Set down each record below precisely, skipping the pictures.

--- start ---

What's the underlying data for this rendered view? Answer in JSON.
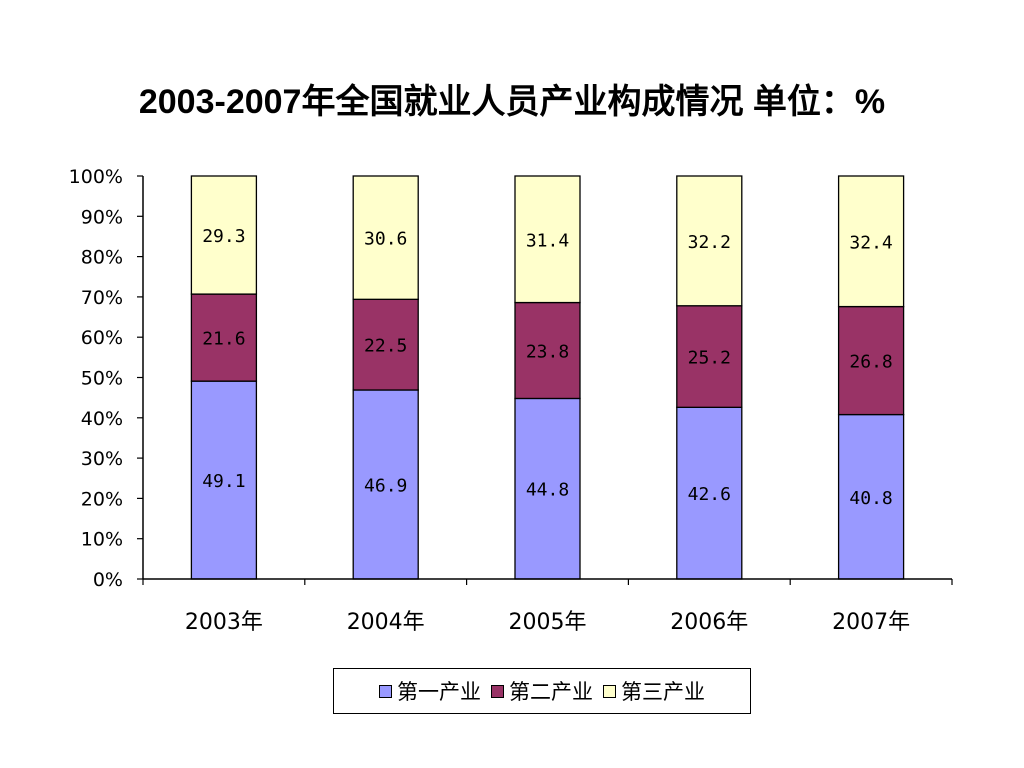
{
  "chart_data": {
    "type": "bar",
    "stacked": true,
    "title": "2003-2007年全国就业人员产业构成情况 单位：%",
    "categories": [
      "2003年",
      "2004年",
      "2005年",
      "2006年",
      "2007年"
    ],
    "series": [
      {
        "name": "第一产业",
        "color": "#9999ff",
        "values": [
          49.1,
          46.9,
          44.8,
          42.6,
          40.8
        ],
        "labels": [
          "49.1",
          "46.9",
          "44.8",
          "42.6",
          "40.8"
        ]
      },
      {
        "name": "第二产业",
        "color": "#993366",
        "values": [
          21.6,
          22.5,
          23.8,
          25.2,
          26.8
        ],
        "labels": [
          "21.6",
          "22.5",
          "23.8",
          "25.2",
          "26.8"
        ]
      },
      {
        "name": "第三产业",
        "color": "#ffffcc",
        "values": [
          29.3,
          30.6,
          31.4,
          32.2,
          32.4
        ],
        "labels": [
          "29.3",
          "30.6",
          "31.4",
          "32.2",
          "32.4"
        ]
      }
    ],
    "yticks": [
      "0%",
      "10%",
      "20%",
      "30%",
      "40%",
      "50%",
      "60%",
      "70%",
      "80%",
      "90%",
      "100%"
    ],
    "ylim": [
      0,
      100
    ],
    "grid": false,
    "legend_position": "bottom"
  }
}
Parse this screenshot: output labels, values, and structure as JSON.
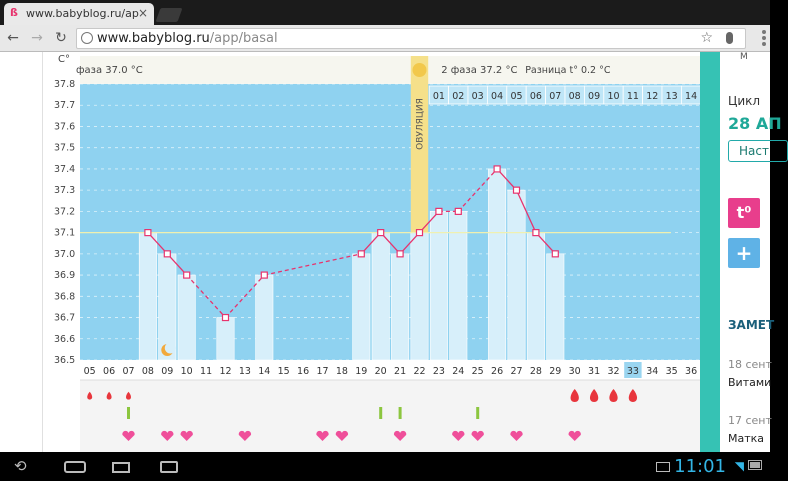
{
  "browser": {
    "tab_title": "www.babyblog.ru/ap",
    "tab_close": "×",
    "url_host": "www.babyblog.ru",
    "url_path": "/app/basal"
  },
  "chart_data": {
    "type": "bar",
    "yunit": "C°",
    "ylim": [
      36.5,
      37.8
    ],
    "yticks": [
      "36.5",
      "36.6",
      "36.7",
      "36.8",
      "36.9",
      "37.0",
      "37.1",
      "37.2",
      "37.3",
      "37.4",
      "37.5",
      "37.6",
      "37.7",
      "37.8"
    ],
    "coverline": 37.1,
    "phase1_label": "фаза 37.0 °C",
    "phase2_label": "2 фаза 37.2 °C",
    "diff_label": "Разница t° 0.2 °C",
    "ovulation_label": "ОВУЛЯЦИЯ",
    "ovulation_day": "22",
    "post_ov_days": [
      "01",
      "02",
      "03",
      "04",
      "05",
      "06",
      "07",
      "08",
      "09",
      "10",
      "11",
      "12",
      "13",
      "14"
    ],
    "days": [
      "05",
      "06",
      "07",
      "08",
      "09",
      "10",
      "11",
      "12",
      "13",
      "14",
      "15",
      "16",
      "17",
      "18",
      "19",
      "20",
      "21",
      "22",
      "23",
      "24",
      "25",
      "26",
      "27",
      "28",
      "29",
      "30",
      "31",
      "32",
      "33",
      "34",
      "35",
      "36"
    ],
    "current_day": "33",
    "temps": [
      null,
      null,
      null,
      37.1,
      37.0,
      36.9,
      null,
      36.7,
      null,
      36.9,
      null,
      null,
      null,
      null,
      37.0,
      37.1,
      37.0,
      37.1,
      37.2,
      37.2,
      null,
      37.4,
      37.3,
      37.1,
      37.0,
      null,
      null,
      null,
      null,
      null,
      null,
      null
    ],
    "line_points": [
      [
        3,
        37.1
      ],
      [
        4,
        37.0
      ],
      [
        5,
        36.9
      ],
      [
        7,
        36.7
      ],
      [
        9,
        36.9
      ],
      [
        14,
        37.0
      ],
      [
        15,
        37.1
      ],
      [
        16,
        37.0
      ],
      [
        17,
        37.1
      ],
      [
        18,
        37.2
      ],
      [
        19,
        37.2
      ],
      [
        21,
        37.4
      ],
      [
        22,
        37.3
      ],
      [
        23,
        37.1
      ],
      [
        24,
        37.0
      ]
    ],
    "dashed_segments": [
      [
        9,
        14
      ],
      [
        18,
        19
      ],
      [
        19,
        21
      ]
    ],
    "moon_day": 4,
    "drops_days": [
      0,
      1,
      2,
      25,
      26,
      27,
      28
    ],
    "green_marks_days": [
      2,
      15,
      16,
      20
    ],
    "hearts_days": [
      2,
      4,
      5,
      8,
      12,
      13,
      16,
      19,
      20,
      22,
      25
    ]
  },
  "right_panel": {
    "cycle_label": "Цикл",
    "date_label": "28 АП",
    "button_label": "Наст",
    "t_label": "t⁰",
    "plus_label": "+",
    "notes_heading": "ЗАМЕТ",
    "note1_date": "18 сент",
    "note1_text": "Витами",
    "note2_date": "17 сент",
    "note2_text": "Матка",
    "top_text": "М"
  },
  "system": {
    "clock": "11:01",
    "back_icon": "back-icon",
    "home_icon": "home-icon",
    "recents_icon": "recents-icon",
    "screenshot_icon": "camera-icon"
  },
  "colors": {
    "plot_bg": "#8fd2f0",
    "bar": "#d7effa",
    "line": "#e8336d",
    "ovulation": "#f5e08a",
    "accent": "#36c2b4"
  }
}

--- end ---

**Solution to this exercise**
What's the underlying data for this rendered view? Answer in JSON.
{
  "chart_data": {
    "type": "bar",
    "stacked": true,
    "title": "2003-2007年全国就业人员产业构成情况 单位：%",
    "categories": [
      "2003年",
      "2004年",
      "2005年",
      "2006年",
      "2007年"
    ],
    "series": [
      {
        "name": "第一产业",
        "color": "#9999ff",
        "values": [
          49.1,
          46.9,
          44.8,
          42.6,
          40.8
        ],
        "labels": [
          "49.1",
          "46.9",
          "44.8",
          "42.6",
          "40.8"
        ]
      },
      {
        "name": "第二产业",
        "color": "#993366",
        "values": [
          21.6,
          22.5,
          23.8,
          25.2,
          26.8
        ],
        "labels": [
          "21.6",
          "22.5",
          "23.8",
          "25.2",
          "26.8"
        ]
      },
      {
        "name": "第三产业",
        "color": "#ffffcc",
        "values": [
          29.3,
          30.6,
          31.4,
          32.2,
          32.4
        ],
        "labels": [
          "29.3",
          "30.6",
          "31.4",
          "32.2",
          "32.4"
        ]
      }
    ],
    "yticks": [
      "0%",
      "10%",
      "20%",
      "30%",
      "40%",
      "50%",
      "60%",
      "70%",
      "80%",
      "90%",
      "100%"
    ],
    "ylim": [
      0,
      100
    ],
    "grid": false,
    "legend_position": "bottom"
  }
}
Parse this screenshot: output labels, values, and structure as JSON.
{
  "browser": {
    "tab_title": "www.babyblog.ru/ap",
    "tab_close": "×",
    "url_host": "www.babyblog.ru",
    "url_path": "/app/basal"
  },
  "chart_data": {
    "type": "bar",
    "yunit": "C°",
    "ylim": [
      36.5,
      37.8
    ],
    "yticks": [
      "36.5",
      "36.6",
      "36.7",
      "36.8",
      "36.9",
      "37.0",
      "37.1",
      "37.2",
      "37.3",
      "37.4",
      "37.5",
      "37.6",
      "37.7",
      "37.8"
    ],
    "coverline": 37.1,
    "phase1_label": "фаза 37.0 °C",
    "phase2_label": "2 фаза 37.2 °C",
    "diff_label": "Разница t° 0.2 °C",
    "ovulation_label": "ОВУЛЯЦИЯ",
    "ovulation_day": "22",
    "post_ov_days": [
      "01",
      "02",
      "03",
      "04",
      "05",
      "06",
      "07",
      "08",
      "09",
      "10",
      "11",
      "12",
      "13",
      "14"
    ],
    "days": [
      "05",
      "06",
      "07",
      "08",
      "09",
      "10",
      "11",
      "12",
      "13",
      "14",
      "15",
      "16",
      "17",
      "18",
      "19",
      "20",
      "21",
      "22",
      "23",
      "24",
      "25",
      "26",
      "27",
      "28",
      "29",
      "30",
      "31",
      "32",
      "33",
      "34",
      "35",
      "36"
    ],
    "current_day": "33",
    "temps": [
      null,
      null,
      null,
      37.1,
      37.0,
      36.9,
      null,
      36.7,
      null,
      36.9,
      null,
      null,
      null,
      null,
      37.0,
      37.1,
      37.0,
      37.1,
      37.2,
      37.2,
      null,
      37.4,
      37.3,
      37.1,
      37.0,
      null,
      null,
      null,
      null,
      null,
      null,
      null
    ],
    "line_points": [
      [
        3,
        37.1
      ],
      [
        4,
        37.0
      ],
      [
        5,
        36.9
      ],
      [
        7,
        36.7
      ],
      [
        9,
        36.9
      ],
      [
        14,
        37.0
      ],
      [
        15,
        37.1
      ],
      [
        16,
        37.0
      ],
      [
        17,
        37.1
      ],
      [
        18,
        37.2
      ],
      [
        19,
        37.2
      ],
      [
        21,
        37.4
      ],
      [
        22,
        37.3
      ],
      [
        23,
        37.1
      ],
      [
        24,
        37.0
      ]
    ],
    "dashed_segments": [
      [
        9,
        14
      ],
      [
        18,
        19
      ],
      [
        19,
        21
      ]
    ],
    "moon_day": 4,
    "drops_days": [
      0,
      1,
      2,
      25,
      26,
      27,
      28
    ],
    "green_marks_days": [
      2,
      15,
      16,
      20
    ],
    "hearts_days": [
      2,
      4,
      5,
      8,
      12,
      13,
      16,
      19,
      20,
      22,
      25
    ]
  },
  "right_panel": {
    "cycle_label": "Цикл",
    "date_label": "28 АП",
    "button_label": "Наст",
    "t_label": "t⁰",
    "plus_label": "+",
    "notes_heading": "ЗАМЕТ",
    "note1_date": "18 сент",
    "note1_text": "Витами",
    "note2_date": "17 сент",
    "note2_text": "Матка",
    "top_text": "М"
  },
  "system": {
    "clock": "11:01",
    "back_icon": "back-icon",
    "home_icon": "home-icon",
    "recents_icon": "recents-icon",
    "screenshot_icon": "camera-icon"
  },
  "colors": {
    "plot_bg": "#8fd2f0",
    "bar": "#d7effa",
    "line": "#e8336d",
    "ovulation": "#f5e08a",
    "accent": "#36c2b4"
  }
}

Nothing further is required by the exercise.